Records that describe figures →
━━━━━━

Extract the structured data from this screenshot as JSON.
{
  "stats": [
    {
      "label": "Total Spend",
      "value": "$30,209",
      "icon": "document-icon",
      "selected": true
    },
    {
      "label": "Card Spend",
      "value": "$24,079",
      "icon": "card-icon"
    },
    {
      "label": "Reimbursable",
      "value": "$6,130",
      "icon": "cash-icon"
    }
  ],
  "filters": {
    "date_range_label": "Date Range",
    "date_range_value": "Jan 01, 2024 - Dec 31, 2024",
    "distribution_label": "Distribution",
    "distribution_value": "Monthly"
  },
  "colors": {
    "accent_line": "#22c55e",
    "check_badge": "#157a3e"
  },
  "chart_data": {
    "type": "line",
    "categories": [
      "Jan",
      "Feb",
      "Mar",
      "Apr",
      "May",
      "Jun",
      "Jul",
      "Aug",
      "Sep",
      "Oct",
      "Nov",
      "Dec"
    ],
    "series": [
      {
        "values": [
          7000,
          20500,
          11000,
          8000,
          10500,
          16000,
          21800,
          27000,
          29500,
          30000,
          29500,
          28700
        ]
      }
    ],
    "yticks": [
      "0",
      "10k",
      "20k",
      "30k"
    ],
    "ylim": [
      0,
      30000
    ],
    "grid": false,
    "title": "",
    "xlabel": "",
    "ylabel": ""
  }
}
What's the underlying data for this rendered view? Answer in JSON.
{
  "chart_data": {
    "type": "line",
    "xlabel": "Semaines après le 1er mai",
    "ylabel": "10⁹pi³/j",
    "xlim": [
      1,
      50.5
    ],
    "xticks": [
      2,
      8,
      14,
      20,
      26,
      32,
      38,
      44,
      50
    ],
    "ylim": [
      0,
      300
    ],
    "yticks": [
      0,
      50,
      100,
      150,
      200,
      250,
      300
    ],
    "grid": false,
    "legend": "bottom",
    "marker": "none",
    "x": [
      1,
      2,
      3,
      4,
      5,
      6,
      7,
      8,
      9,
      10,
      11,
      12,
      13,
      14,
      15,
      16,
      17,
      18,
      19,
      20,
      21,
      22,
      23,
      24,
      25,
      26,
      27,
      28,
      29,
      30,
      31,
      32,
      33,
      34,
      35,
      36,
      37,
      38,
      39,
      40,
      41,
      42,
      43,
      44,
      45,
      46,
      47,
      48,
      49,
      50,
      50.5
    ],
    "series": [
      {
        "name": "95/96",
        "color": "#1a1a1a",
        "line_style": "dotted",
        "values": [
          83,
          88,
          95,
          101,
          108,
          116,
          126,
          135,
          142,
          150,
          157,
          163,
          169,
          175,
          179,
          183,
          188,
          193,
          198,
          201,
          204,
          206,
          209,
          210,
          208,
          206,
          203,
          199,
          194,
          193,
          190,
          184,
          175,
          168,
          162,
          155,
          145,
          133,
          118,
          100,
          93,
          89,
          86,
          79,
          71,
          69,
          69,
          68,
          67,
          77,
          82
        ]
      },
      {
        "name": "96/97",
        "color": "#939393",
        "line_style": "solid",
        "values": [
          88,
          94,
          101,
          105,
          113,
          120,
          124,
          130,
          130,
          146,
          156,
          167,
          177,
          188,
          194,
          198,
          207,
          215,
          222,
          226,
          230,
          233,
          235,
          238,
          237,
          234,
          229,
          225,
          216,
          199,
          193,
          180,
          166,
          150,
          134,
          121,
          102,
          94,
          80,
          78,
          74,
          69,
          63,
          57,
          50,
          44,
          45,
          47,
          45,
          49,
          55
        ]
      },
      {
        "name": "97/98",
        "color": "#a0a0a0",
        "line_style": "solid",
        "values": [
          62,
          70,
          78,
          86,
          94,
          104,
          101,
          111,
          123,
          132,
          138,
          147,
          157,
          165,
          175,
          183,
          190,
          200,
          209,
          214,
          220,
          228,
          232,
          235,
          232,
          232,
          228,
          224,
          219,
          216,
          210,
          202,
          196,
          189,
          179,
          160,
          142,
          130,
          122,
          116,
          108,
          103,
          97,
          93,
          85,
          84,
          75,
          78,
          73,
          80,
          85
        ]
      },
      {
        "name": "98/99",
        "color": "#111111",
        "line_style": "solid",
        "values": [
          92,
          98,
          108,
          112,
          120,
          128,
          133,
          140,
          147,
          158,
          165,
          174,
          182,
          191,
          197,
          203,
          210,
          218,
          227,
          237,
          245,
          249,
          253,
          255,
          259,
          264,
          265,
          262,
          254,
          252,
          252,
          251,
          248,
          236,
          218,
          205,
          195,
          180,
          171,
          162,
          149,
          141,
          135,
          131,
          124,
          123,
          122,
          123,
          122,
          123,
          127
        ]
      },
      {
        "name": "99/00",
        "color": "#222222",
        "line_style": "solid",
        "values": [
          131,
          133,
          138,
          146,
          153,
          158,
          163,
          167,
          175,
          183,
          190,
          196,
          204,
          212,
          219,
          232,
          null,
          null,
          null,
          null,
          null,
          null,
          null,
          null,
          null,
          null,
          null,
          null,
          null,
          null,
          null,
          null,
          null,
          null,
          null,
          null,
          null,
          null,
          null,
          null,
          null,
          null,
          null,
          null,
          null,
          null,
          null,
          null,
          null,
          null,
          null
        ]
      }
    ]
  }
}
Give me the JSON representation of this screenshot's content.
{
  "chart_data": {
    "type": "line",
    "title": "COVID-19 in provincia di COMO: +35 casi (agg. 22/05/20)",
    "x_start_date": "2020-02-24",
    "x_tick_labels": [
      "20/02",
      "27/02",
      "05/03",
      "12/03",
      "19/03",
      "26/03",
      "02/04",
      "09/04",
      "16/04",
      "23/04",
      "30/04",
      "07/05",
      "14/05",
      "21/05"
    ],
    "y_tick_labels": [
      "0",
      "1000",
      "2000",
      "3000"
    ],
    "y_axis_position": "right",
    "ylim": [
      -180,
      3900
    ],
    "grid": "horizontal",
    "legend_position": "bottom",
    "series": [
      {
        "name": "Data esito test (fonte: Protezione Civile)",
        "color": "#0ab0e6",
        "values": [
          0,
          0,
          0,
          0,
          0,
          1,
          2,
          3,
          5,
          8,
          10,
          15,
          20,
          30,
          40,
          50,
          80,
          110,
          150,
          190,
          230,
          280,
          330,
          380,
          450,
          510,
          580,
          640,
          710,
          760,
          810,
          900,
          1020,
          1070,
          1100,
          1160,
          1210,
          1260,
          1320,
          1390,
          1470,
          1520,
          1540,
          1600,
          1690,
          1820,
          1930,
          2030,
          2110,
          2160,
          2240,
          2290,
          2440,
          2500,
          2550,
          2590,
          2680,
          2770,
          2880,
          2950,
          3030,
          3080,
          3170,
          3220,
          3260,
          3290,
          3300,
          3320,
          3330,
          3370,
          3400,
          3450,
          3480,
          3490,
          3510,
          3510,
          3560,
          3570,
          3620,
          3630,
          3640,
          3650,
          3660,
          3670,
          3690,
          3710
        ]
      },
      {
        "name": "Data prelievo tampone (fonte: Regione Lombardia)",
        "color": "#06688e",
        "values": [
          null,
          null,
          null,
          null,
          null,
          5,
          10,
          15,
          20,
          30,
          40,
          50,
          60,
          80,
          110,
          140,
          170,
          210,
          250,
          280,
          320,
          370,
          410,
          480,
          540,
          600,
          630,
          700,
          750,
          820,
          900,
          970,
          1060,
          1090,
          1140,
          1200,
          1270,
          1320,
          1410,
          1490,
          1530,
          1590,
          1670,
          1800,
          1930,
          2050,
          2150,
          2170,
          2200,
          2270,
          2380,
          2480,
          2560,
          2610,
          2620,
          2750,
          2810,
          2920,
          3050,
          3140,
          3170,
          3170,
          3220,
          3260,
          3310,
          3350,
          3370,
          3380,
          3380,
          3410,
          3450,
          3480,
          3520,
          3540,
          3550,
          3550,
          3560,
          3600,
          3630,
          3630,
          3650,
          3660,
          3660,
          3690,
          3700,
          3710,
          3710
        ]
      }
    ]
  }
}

━━━━━━

SHORT PROBLEM →
Determine the number of lines where the string "bottom" occurs, and give that number only.

SOLUTION TO THE PROBLEM →
2